▼▼▼

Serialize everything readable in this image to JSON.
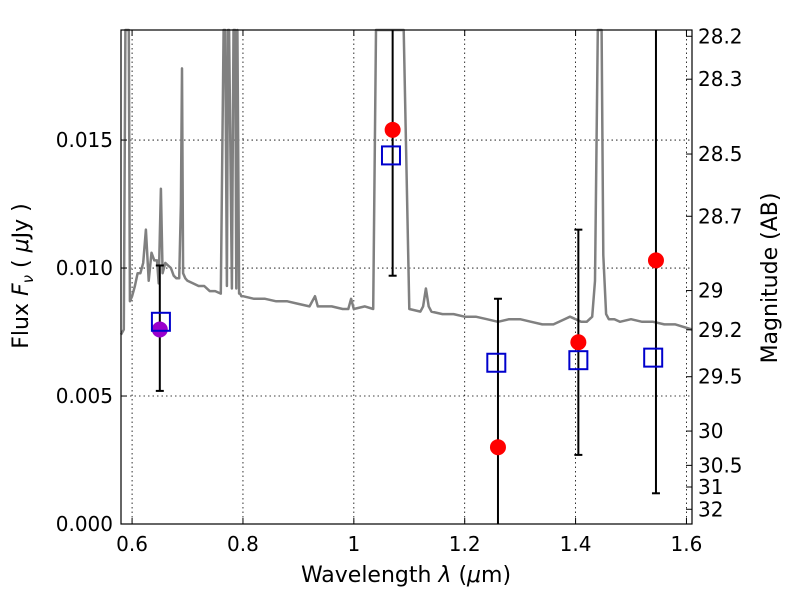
{
  "chart_data": {
    "type": "scatter",
    "title": "",
    "xlabel_pre": "Wavelength  ",
    "xlabel_var": "λ",
    "xlabel_post": " (",
    "xlabel_unit_mu": "μ",
    "xlabel_unit_rest": "m)",
    "ylabel_pre": "Flux  ",
    "ylabel_var": "F",
    "ylabel_sub": "ν",
    "ylabel_post": "  ( ",
    "ylabel_unit_mu": "μ",
    "ylabel_unit_rest": "Jy )",
    "y2label": "Magnitude (AB)",
    "xlim": [
      0.58,
      1.61
    ],
    "ylim": [
      0.0,
      0.0193
    ],
    "xticks": [
      0.6,
      0.8,
      1.0,
      1.2,
      1.4,
      1.6
    ],
    "xtick_labels": [
      "0.6",
      "0.8",
      "1",
      "1.2",
      "1.4",
      "1.6"
    ],
    "yticks": [
      0.0,
      0.005,
      0.01,
      0.015
    ],
    "ytick_labels": [
      "0.000",
      "0.005",
      "0.010",
      "0.015"
    ],
    "y2ticks": [
      28.2,
      28.3,
      28.5,
      28.7,
      29,
      29.2,
      29.5,
      30,
      30.5,
      31,
      32
    ],
    "y2tick_labels": [
      "28.2",
      "28.3",
      "28.5",
      "28.7",
      "29",
      "29.2",
      "29.5",
      "30",
      "30.5",
      "31",
      "32"
    ],
    "grid": true,
    "colors": {
      "model": "#808080",
      "observed": "#ff0000",
      "model_photometry": "#0000cc",
      "overlap": "#9900cc",
      "errorbar": "#000000"
    },
    "model_spectrum": {
      "x": [
        0.58,
        0.585,
        0.588,
        0.591,
        0.594,
        0.596,
        0.6,
        0.605,
        0.61,
        0.615,
        0.62,
        0.625,
        0.63,
        0.635,
        0.64,
        0.645,
        0.648,
        0.652,
        0.655,
        0.66,
        0.665,
        0.67,
        0.675,
        0.68,
        0.685,
        0.688,
        0.69,
        0.692,
        0.696,
        0.7,
        0.71,
        0.72,
        0.73,
        0.74,
        0.75,
        0.76,
        0.765,
        0.768,
        0.771,
        0.773,
        0.775,
        0.78,
        0.783,
        0.786,
        0.788,
        0.79,
        0.793,
        0.795,
        0.797,
        0.8,
        0.82,
        0.84,
        0.86,
        0.88,
        0.9,
        0.92,
        0.93,
        0.935,
        0.94,
        0.96,
        0.98,
        0.99,
        0.995,
        1.0,
        1.02,
        1.035,
        1.04,
        1.05,
        1.06,
        1.065,
        1.07,
        1.075,
        1.08,
        1.085,
        1.09,
        1.1,
        1.12,
        1.125,
        1.13,
        1.135,
        1.14,
        1.16,
        1.18,
        1.2,
        1.22,
        1.24,
        1.26,
        1.28,
        1.3,
        1.32,
        1.34,
        1.36,
        1.38,
        1.39,
        1.4,
        1.41,
        1.42,
        1.43,
        1.435,
        1.44,
        1.443,
        1.447,
        1.45,
        1.455,
        1.46,
        1.47,
        1.48,
        1.5,
        1.52,
        1.54,
        1.56,
        1.58,
        1.61
      ],
      "y": [
        0.0074,
        0.0076,
        0.0193,
        0.0193,
        0.0195,
        0.0087,
        0.0089,
        0.0093,
        0.0098,
        0.0098,
        0.0102,
        0.0115,
        0.0095,
        0.0106,
        0.0103,
        0.0103,
        0.0094,
        0.0131,
        0.0098,
        0.0102,
        0.0101,
        0.01,
        0.0097,
        0.0096,
        0.0096,
        0.0125,
        0.0178,
        0.0098,
        0.0096,
        0.0095,
        0.0094,
        0.0093,
        0.0093,
        0.0091,
        0.0091,
        0.009,
        0.0195,
        0.0195,
        0.0093,
        0.0195,
        0.0195,
        0.0092,
        0.0195,
        0.0195,
        0.0092,
        0.0195,
        0.009,
        0.009,
        0.0089,
        0.0089,
        0.0088,
        0.0088,
        0.0087,
        0.0087,
        0.0086,
        0.0085,
        0.0089,
        0.0085,
        0.0085,
        0.0085,
        0.0084,
        0.0084,
        0.0088,
        0.0084,
        0.0085,
        0.0084,
        0.0195,
        0.0195,
        0.0195,
        0.0195,
        0.0195,
        0.0195,
        0.0195,
        0.0195,
        0.0195,
        0.0084,
        0.0083,
        0.0085,
        0.0092,
        0.0085,
        0.0083,
        0.0082,
        0.0082,
        0.0081,
        0.0081,
        0.008,
        0.0079,
        0.008,
        0.008,
        0.0079,
        0.0078,
        0.0078,
        0.008,
        0.0081,
        0.008,
        0.0079,
        0.0079,
        0.0081,
        0.0095,
        0.0195,
        0.0195,
        0.0195,
        0.0105,
        0.0082,
        0.008,
        0.008,
        0.0079,
        0.008,
        0.0079,
        0.0079,
        0.0078,
        0.0078,
        0.0076
      ]
    },
    "observed": {
      "x": [
        0.65,
        1.07,
        1.26,
        1.405,
        1.545
      ],
      "y": [
        0.0076,
        0.0154,
        0.003,
        0.0071,
        0.0103
      ],
      "yerr_low": [
        0.0052,
        0.0097,
        0.0,
        0.0027,
        0.0012
      ],
      "yerr_high": [
        0.0101,
        0.0195,
        0.0088,
        0.0115,
        0.0195
      ]
    },
    "model_photometry": {
      "x": [
        0.652,
        1.067,
        1.257,
        1.405,
        1.54
      ],
      "y": [
        0.0079,
        0.0144,
        0.0063,
        0.0064,
        0.0065
      ]
    }
  }
}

▲▲▲

The request:
Repeat every record above exactly, but leave out any pictures.

Task output:
Serialize everything readable in this image to JSON.
{
  "chart_data": {
    "type": "scatter",
    "title": "",
    "xlabel_pre": "Wavelength  ",
    "xlabel_var": "λ",
    "xlabel_post": " (",
    "xlabel_unit_mu": "μ",
    "xlabel_unit_rest": "m)",
    "ylabel_pre": "Flux  ",
    "ylabel_var": "F",
    "ylabel_sub": "ν",
    "ylabel_post": "  ( ",
    "ylabel_unit_mu": "μ",
    "ylabel_unit_rest": "Jy )",
    "y2label": "Magnitude (AB)",
    "xlim": [
      0.58,
      1.61
    ],
    "ylim": [
      0.0,
      0.0193
    ],
    "xticks": [
      0.6,
      0.8,
      1.0,
      1.2,
      1.4,
      1.6
    ],
    "xtick_labels": [
      "0.6",
      "0.8",
      "1",
      "1.2",
      "1.4",
      "1.6"
    ],
    "yticks": [
      0.0,
      0.005,
      0.01,
      0.015
    ],
    "ytick_labels": [
      "0.000",
      "0.005",
      "0.010",
      "0.015"
    ],
    "y2ticks": [
      28.2,
      28.3,
      28.5,
      28.7,
      29,
      29.2,
      29.5,
      30,
      30.5,
      31,
      32
    ],
    "y2tick_labels": [
      "28.2",
      "28.3",
      "28.5",
      "28.7",
      "29",
      "29.2",
      "29.5",
      "30",
      "30.5",
      "31",
      "32"
    ],
    "grid": true,
    "colors": {
      "model": "#808080",
      "observed": "#ff0000",
      "model_photometry": "#0000cc",
      "overlap": "#9900cc",
      "errorbar": "#000000"
    },
    "model_spectrum": {
      "x": [
        0.58,
        0.585,
        0.588,
        0.591,
        0.594,
        0.596,
        0.6,
        0.605,
        0.61,
        0.615,
        0.62,
        0.625,
        0.63,
        0.635,
        0.64,
        0.645,
        0.648,
        0.652,
        0.655,
        0.66,
        0.665,
        0.67,
        0.675,
        0.68,
        0.685,
        0.688,
        0.69,
        0.692,
        0.696,
        0.7,
        0.71,
        0.72,
        0.73,
        0.74,
        0.75,
        0.76,
        0.765,
        0.768,
        0.771,
        0.773,
        0.775,
        0.78,
        0.783,
        0.786,
        0.788,
        0.79,
        0.793,
        0.795,
        0.797,
        0.8,
        0.82,
        0.84,
        0.86,
        0.88,
        0.9,
        0.92,
        0.93,
        0.935,
        0.94,
        0.96,
        0.98,
        0.99,
        0.995,
        1.0,
        1.02,
        1.035,
        1.04,
        1.05,
        1.06,
        1.065,
        1.07,
        1.075,
        1.08,
        1.085,
        1.09,
        1.1,
        1.12,
        1.125,
        1.13,
        1.135,
        1.14,
        1.16,
        1.18,
        1.2,
        1.22,
        1.24,
        1.26,
        1.28,
        1.3,
        1.32,
        1.34,
        1.36,
        1.38,
        1.39,
        1.4,
        1.41,
        1.42,
        1.43,
        1.435,
        1.44,
        1.443,
        1.447,
        1.45,
        1.455,
        1.46,
        1.47,
        1.48,
        1.5,
        1.52,
        1.54,
        1.56,
        1.58,
        1.61
      ],
      "y": [
        0.0074,
        0.0076,
        0.0193,
        0.0193,
        0.0195,
        0.0087,
        0.0089,
        0.0093,
        0.0098,
        0.0098,
        0.0102,
        0.0115,
        0.0095,
        0.0106,
        0.0103,
        0.0103,
        0.0094,
        0.0131,
        0.0098,
        0.0102,
        0.0101,
        0.01,
        0.0097,
        0.0096,
        0.0096,
        0.0125,
        0.0178,
        0.0098,
        0.0096,
        0.0095,
        0.0094,
        0.0093,
        0.0093,
        0.0091,
        0.0091,
        0.009,
        0.0195,
        0.0195,
        0.0093,
        0.0195,
        0.0195,
        0.0092,
        0.0195,
        0.0195,
        0.0092,
        0.0195,
        0.009,
        0.009,
        0.0089,
        0.0089,
        0.0088,
        0.0088,
        0.0087,
        0.0087,
        0.0086,
        0.0085,
        0.0089,
        0.0085,
        0.0085,
        0.0085,
        0.0084,
        0.0084,
        0.0088,
        0.0084,
        0.0085,
        0.0084,
        0.0195,
        0.0195,
        0.0195,
        0.0195,
        0.0195,
        0.0195,
        0.0195,
        0.0195,
        0.0195,
        0.0084,
        0.0083,
        0.0085,
        0.0092,
        0.0085,
        0.0083,
        0.0082,
        0.0082,
        0.0081,
        0.0081,
        0.008,
        0.0079,
        0.008,
        0.008,
        0.0079,
        0.0078,
        0.0078,
        0.008,
        0.0081,
        0.008,
        0.0079,
        0.0079,
        0.0081,
        0.0095,
        0.0195,
        0.0195,
        0.0195,
        0.0105,
        0.0082,
        0.008,
        0.008,
        0.0079,
        0.008,
        0.0079,
        0.0079,
        0.0078,
        0.0078,
        0.0076
      ]
    },
    "observed": {
      "x": [
        0.65,
        1.07,
        1.26,
        1.405,
        1.545
      ],
      "y": [
        0.0076,
        0.0154,
        0.003,
        0.0071,
        0.0103
      ],
      "yerr_low": [
        0.0052,
        0.0097,
        0.0,
        0.0027,
        0.0012
      ],
      "yerr_high": [
        0.0101,
        0.0195,
        0.0088,
        0.0115,
        0.0195
      ]
    },
    "model_photometry": {
      "x": [
        0.652,
        1.067,
        1.257,
        1.405,
        1.54
      ],
      "y": [
        0.0079,
        0.0144,
        0.0063,
        0.0064,
        0.0065
      ]
    }
  }
}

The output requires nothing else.